--- Begin Records ---

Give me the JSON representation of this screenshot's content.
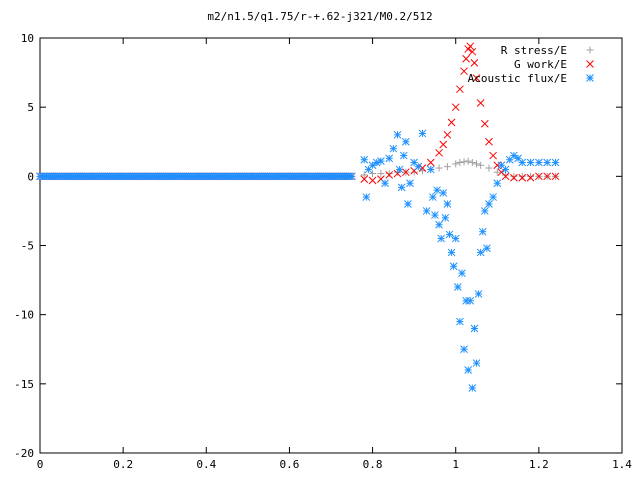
{
  "chart_data": {
    "type": "scatter",
    "title": "m2/n1.5/q1.75/r-+.62-j321/M0.2/512",
    "xlabel": "",
    "ylabel": "",
    "xlim": [
      0,
      1.4
    ],
    "ylim": [
      -20,
      10
    ],
    "xticks": [
      "0",
      "0.2",
      "0.4",
      "0.6",
      "0.8",
      "1",
      "1.2",
      "1.4"
    ],
    "yticks": [
      "10",
      "5",
      "0",
      "-5",
      "-10",
      "-15",
      "-20"
    ],
    "grid": false,
    "legend_position": "top-right",
    "series": [
      {
        "name": "R stress/E",
        "marker": "plus",
        "color": "#a0a0a0",
        "description": "near 0 everywhere except small bump to ~1.1 around x=1.03",
        "x": [
          0.0,
          0.05,
          0.1,
          0.15,
          0.2,
          0.25,
          0.3,
          0.35,
          0.4,
          0.45,
          0.5,
          0.55,
          0.6,
          0.65,
          0.7,
          0.75,
          0.78,
          0.8,
          0.82,
          0.84,
          0.86,
          0.88,
          0.9,
          0.92,
          0.94,
          0.96,
          0.98,
          1.0,
          1.01,
          1.02,
          1.03,
          1.04,
          1.05,
          1.06,
          1.08,
          1.1,
          1.12,
          1.14,
          1.16,
          1.18,
          1.2,
          1.22,
          1.24
        ],
        "y": [
          0,
          0,
          0,
          0,
          0,
          0,
          0,
          0,
          0,
          0,
          0,
          0,
          0,
          0,
          0,
          0,
          0.1,
          0.2,
          0.2,
          0.2,
          0.3,
          0.3,
          0.3,
          0.4,
          0.5,
          0.6,
          0.7,
          0.9,
          1.0,
          1.05,
          1.1,
          1.0,
          0.9,
          0.8,
          0.6,
          0.3,
          0.1,
          0.0,
          0.0,
          0.0,
          0.0,
          0.0,
          0.0
        ]
      },
      {
        "name": "G work/E",
        "marker": "cross",
        "color": "#ff0000",
        "x": [
          0.0,
          0.1,
          0.2,
          0.3,
          0.4,
          0.5,
          0.6,
          0.7,
          0.75,
          0.78,
          0.8,
          0.82,
          0.84,
          0.86,
          0.88,
          0.9,
          0.92,
          0.94,
          0.96,
          0.97,
          0.98,
          0.99,
          1.0,
          1.01,
          1.02,
          1.025,
          1.03,
          1.035,
          1.04,
          1.045,
          1.05,
          1.06,
          1.07,
          1.08,
          1.09,
          1.1,
          1.11,
          1.12,
          1.14,
          1.16,
          1.18,
          1.2,
          1.22,
          1.24
        ],
        "y": [
          0,
          0,
          0,
          0,
          0,
          0,
          0,
          0,
          0,
          -0.2,
          -0.3,
          -0.2,
          0.1,
          0.2,
          0.3,
          0.4,
          0.6,
          1.0,
          1.7,
          2.3,
          3.0,
          3.9,
          5.0,
          6.3,
          7.6,
          8.5,
          9.2,
          9.4,
          9.0,
          8.2,
          7.1,
          5.3,
          3.8,
          2.5,
          1.5,
          0.8,
          0.3,
          0.0,
          -0.1,
          -0.1,
          -0.1,
          0.0,
          0.0,
          0.0
        ]
      },
      {
        "name": "Acoustic flux/E",
        "marker": "star",
        "color": "#1e90ff",
        "x": [
          0.0,
          0.05,
          0.1,
          0.15,
          0.2,
          0.25,
          0.3,
          0.35,
          0.4,
          0.45,
          0.5,
          0.55,
          0.6,
          0.65,
          0.7,
          0.75,
          0.78,
          0.785,
          0.79,
          0.8,
          0.81,
          0.82,
          0.83,
          0.84,
          0.85,
          0.86,
          0.865,
          0.87,
          0.875,
          0.88,
          0.885,
          0.89,
          0.9,
          0.91,
          0.92,
          0.93,
          0.94,
          0.945,
          0.95,
          0.955,
          0.96,
          0.965,
          0.97,
          0.975,
          0.98,
          0.985,
          0.99,
          0.995,
          1.0,
          1.005,
          1.01,
          1.015,
          1.02,
          1.025,
          1.03,
          1.035,
          1.04,
          1.045,
          1.05,
          1.055,
          1.06,
          1.065,
          1.07,
          1.075,
          1.08,
          1.09,
          1.1,
          1.11,
          1.12,
          1.13,
          1.14,
          1.15,
          1.16,
          1.18,
          1.2,
          1.22,
          1.24
        ],
        "y": [
          0,
          0,
          0,
          0,
          0,
          0,
          0,
          0,
          0,
          0,
          0,
          0,
          0,
          0,
          0,
          0,
          1.2,
          -1.5,
          0.5,
          0.8,
          1.0,
          1.1,
          -0.5,
          1.3,
          2.0,
          3.0,
          0.5,
          -0.8,
          1.5,
          2.5,
          -2.0,
          -0.5,
          1.0,
          0.7,
          3.1,
          -2.5,
          0.5,
          -1.5,
          -2.8,
          -1.0,
          -3.5,
          -4.5,
          -1.2,
          -3.0,
          -2.0,
          -4.2,
          -5.5,
          -6.5,
          -4.5,
          -8.0,
          -10.5,
          -7.0,
          -12.5,
          -9.0,
          -14.0,
          -9.0,
          -15.3,
          -11.0,
          -13.5,
          -8.5,
          -5.5,
          -4.0,
          -2.5,
          -5.2,
          -2.0,
          -1.5,
          -0.5,
          0.8,
          0.5,
          1.2,
          1.5,
          1.3,
          1.0,
          1.0,
          1.0,
          1.0,
          1.0
        ]
      }
    ]
  }
}
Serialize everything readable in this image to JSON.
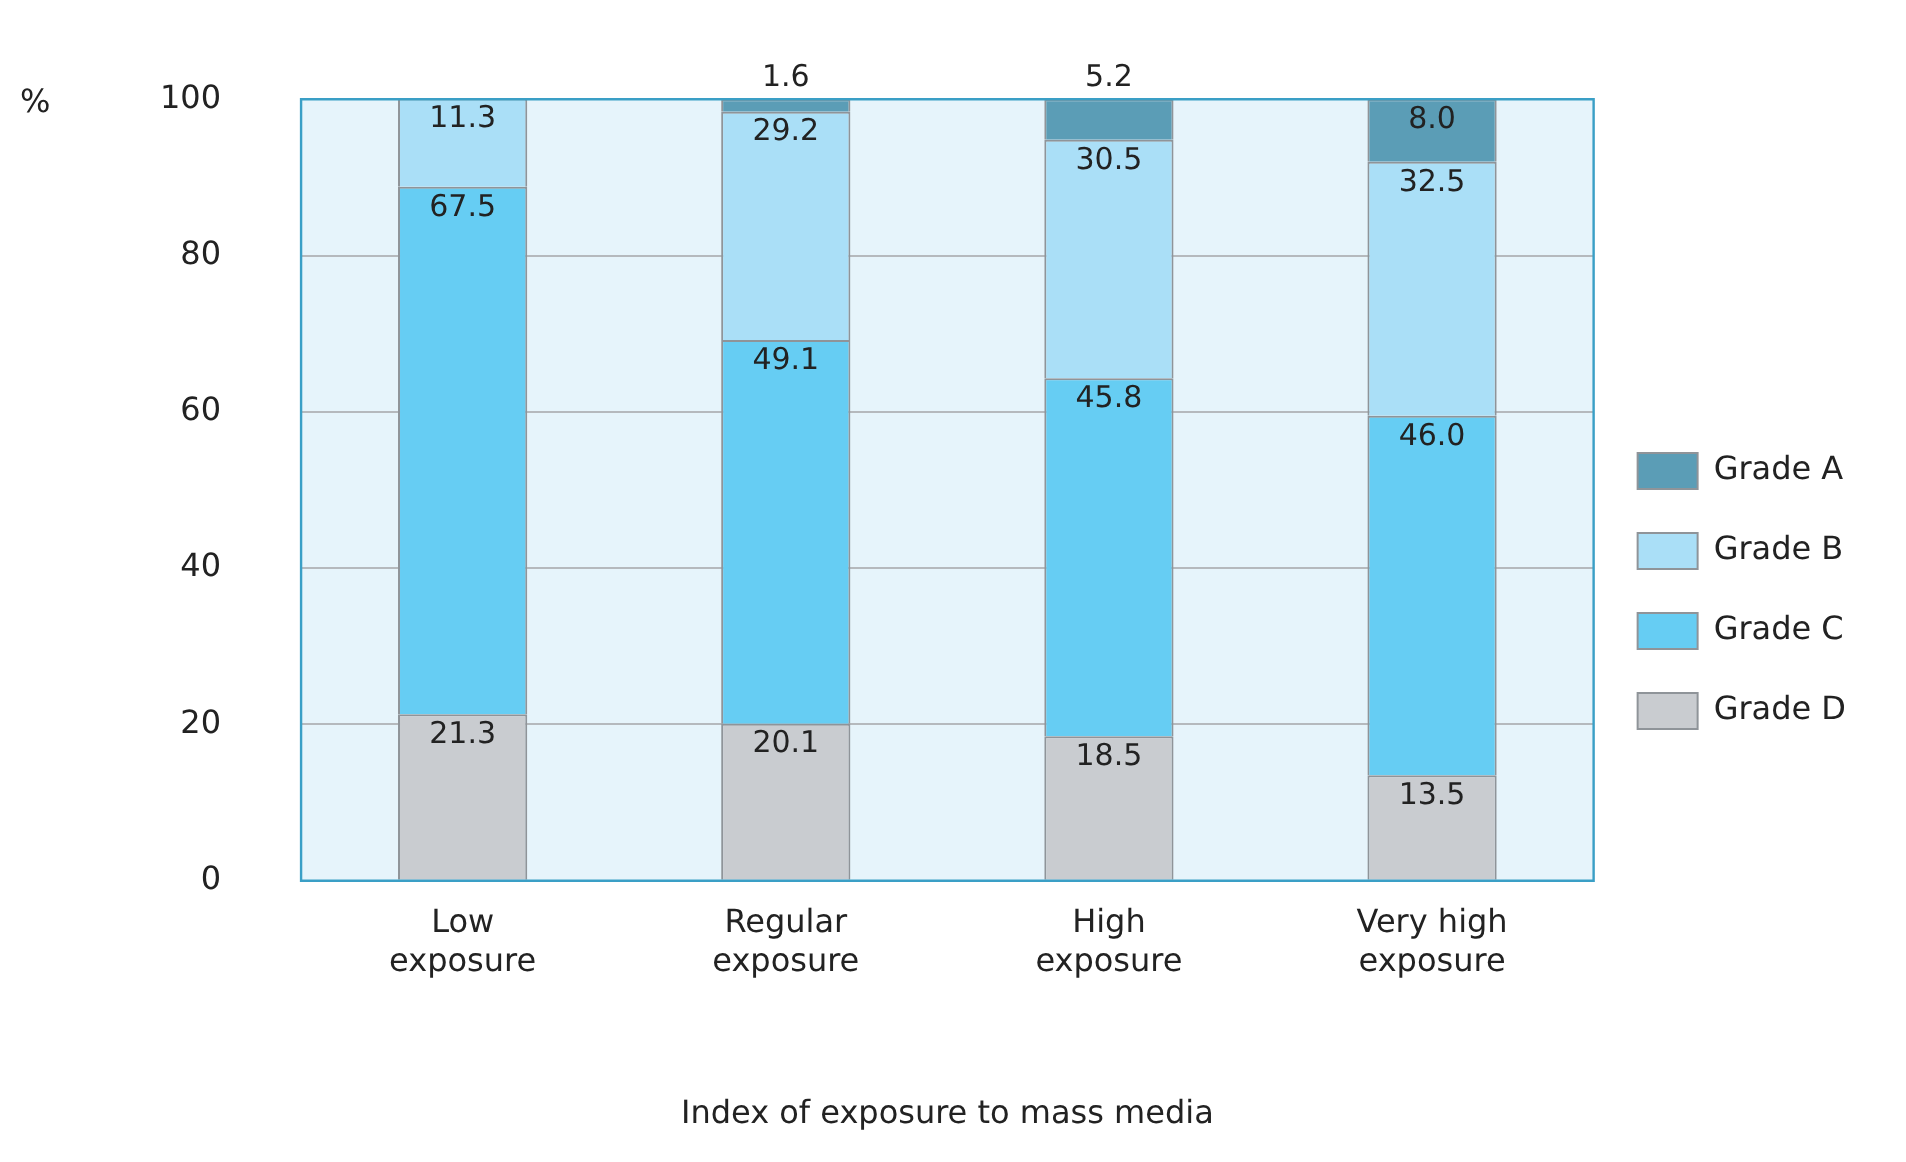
{
  "chart_data": {
    "type": "bar",
    "stacked": true,
    "xlabel": "Index of exposure to mass media",
    "ylabel": "%",
    "categories": [
      "Low exposure",
      "Regular exposure",
      "High exposure",
      "Very high exposure"
    ],
    "series": [
      {
        "name": "Grade D",
        "color": "#c9ccd0",
        "values": [
          21.3,
          20.1,
          18.5,
          13.5
        ],
        "value_labels": [
          "21.3",
          "20.1",
          "18.5",
          "13.5"
        ]
      },
      {
        "name": "Grade C",
        "color": "#66cdf3",
        "values": [
          67.5,
          49.1,
          45.8,
          46.0
        ],
        "value_labels": [
          "67.5",
          "49.1",
          "45.8",
          "46.0"
        ]
      },
      {
        "name": "Grade B",
        "color": "#aadff7",
        "values": [
          11.3,
          29.2,
          30.5,
          32.5
        ],
        "value_labels": [
          "11.3",
          "29.2",
          "30.5",
          "32.5"
        ]
      },
      {
        "name": "Grade A",
        "color": "#5b9db6",
        "values": [
          null,
          1.6,
          5.2,
          8.0
        ],
        "value_labels": [
          null,
          "1.6",
          "5.2",
          "8.0"
        ]
      }
    ],
    "ylim": [
      0,
      100
    ],
    "yticks": [
      0,
      20,
      40,
      60,
      80,
      100
    ],
    "grid": "y",
    "legend": "right"
  }
}
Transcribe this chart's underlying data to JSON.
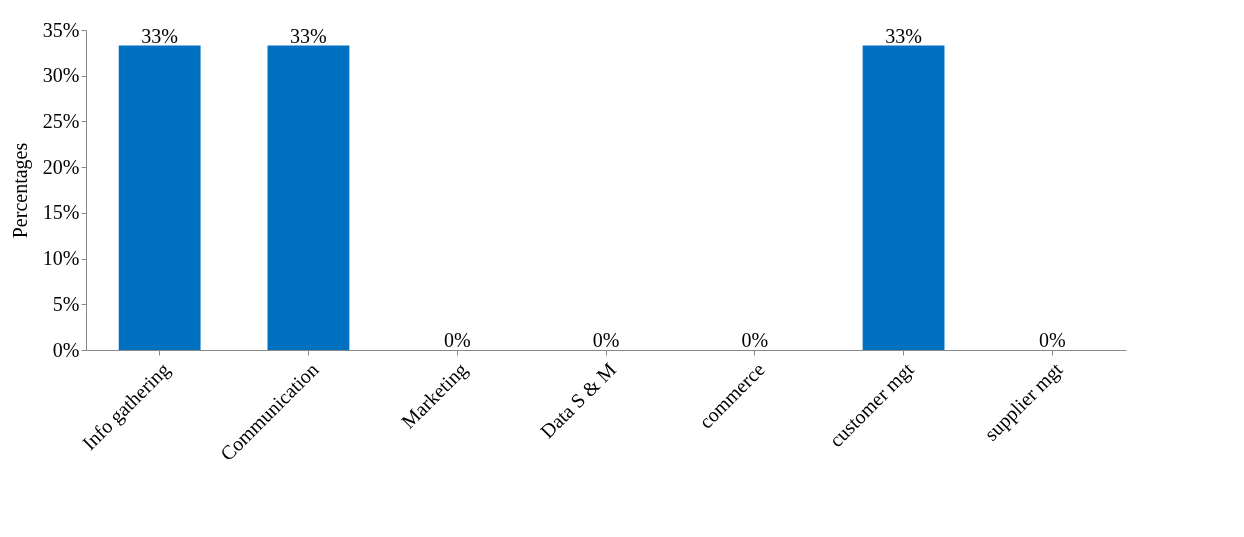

--- End Records ---

Set out every line from the material that contains the string "this".

▶ _Finished exercise_:
Give me the JSON representation of this screenshot's content.
Serialize everything readable in this image to JSON.
Transcribe this chart's underlying data to JSON.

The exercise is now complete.